- **WHAT THE TASK REQUIRES**:
Count every line below in which "Setting" occurs, then give only the count.

- **RAW RECORDS**:
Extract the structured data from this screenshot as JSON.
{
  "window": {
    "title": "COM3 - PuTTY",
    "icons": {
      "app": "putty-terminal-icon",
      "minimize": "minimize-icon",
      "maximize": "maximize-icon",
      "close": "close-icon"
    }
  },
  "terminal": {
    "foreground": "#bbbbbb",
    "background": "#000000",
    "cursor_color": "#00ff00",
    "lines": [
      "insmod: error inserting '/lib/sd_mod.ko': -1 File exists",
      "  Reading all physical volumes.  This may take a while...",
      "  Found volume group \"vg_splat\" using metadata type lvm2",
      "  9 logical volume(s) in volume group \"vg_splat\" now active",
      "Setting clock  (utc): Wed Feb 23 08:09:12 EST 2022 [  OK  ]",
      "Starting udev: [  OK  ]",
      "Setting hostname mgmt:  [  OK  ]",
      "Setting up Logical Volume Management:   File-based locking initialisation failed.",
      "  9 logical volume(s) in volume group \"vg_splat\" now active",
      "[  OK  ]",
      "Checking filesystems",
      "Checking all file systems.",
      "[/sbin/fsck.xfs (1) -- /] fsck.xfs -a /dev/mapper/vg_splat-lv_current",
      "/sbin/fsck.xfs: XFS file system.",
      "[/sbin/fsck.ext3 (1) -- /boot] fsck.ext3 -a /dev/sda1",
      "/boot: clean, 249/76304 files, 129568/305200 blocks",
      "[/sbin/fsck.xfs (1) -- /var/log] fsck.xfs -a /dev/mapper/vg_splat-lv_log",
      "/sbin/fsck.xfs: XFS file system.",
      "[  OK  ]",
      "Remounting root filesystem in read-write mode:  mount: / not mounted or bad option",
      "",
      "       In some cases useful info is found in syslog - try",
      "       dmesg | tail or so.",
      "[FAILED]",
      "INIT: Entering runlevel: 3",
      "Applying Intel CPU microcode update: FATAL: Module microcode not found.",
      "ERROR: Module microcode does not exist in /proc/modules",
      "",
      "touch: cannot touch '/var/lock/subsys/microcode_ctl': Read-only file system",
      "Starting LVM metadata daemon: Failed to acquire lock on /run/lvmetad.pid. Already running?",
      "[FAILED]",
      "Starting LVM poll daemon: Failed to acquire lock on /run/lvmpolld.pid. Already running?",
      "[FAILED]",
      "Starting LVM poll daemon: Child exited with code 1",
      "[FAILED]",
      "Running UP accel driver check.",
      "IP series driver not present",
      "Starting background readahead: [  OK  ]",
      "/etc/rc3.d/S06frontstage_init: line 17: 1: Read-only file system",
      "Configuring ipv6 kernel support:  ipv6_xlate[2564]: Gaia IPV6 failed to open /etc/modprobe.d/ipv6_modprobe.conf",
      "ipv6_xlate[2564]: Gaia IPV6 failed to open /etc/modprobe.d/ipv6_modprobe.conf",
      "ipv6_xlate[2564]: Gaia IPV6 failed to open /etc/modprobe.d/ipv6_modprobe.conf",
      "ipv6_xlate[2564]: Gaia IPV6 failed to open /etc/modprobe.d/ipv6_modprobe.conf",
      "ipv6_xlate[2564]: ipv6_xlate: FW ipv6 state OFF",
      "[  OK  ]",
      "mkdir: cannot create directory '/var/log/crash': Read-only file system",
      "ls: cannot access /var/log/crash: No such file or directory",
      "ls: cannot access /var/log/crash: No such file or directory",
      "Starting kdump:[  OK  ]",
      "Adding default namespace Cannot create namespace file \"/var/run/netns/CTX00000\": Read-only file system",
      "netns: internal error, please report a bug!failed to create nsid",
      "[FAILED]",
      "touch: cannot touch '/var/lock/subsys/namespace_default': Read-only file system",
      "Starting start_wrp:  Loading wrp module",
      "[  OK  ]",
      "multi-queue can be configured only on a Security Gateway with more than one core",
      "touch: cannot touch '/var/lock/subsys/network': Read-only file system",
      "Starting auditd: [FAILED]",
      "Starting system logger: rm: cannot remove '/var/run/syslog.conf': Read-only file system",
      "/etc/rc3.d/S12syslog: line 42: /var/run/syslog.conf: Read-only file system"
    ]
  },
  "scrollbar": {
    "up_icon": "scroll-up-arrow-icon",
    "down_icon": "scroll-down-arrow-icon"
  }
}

- **EXERCISE RESPONSE**:
3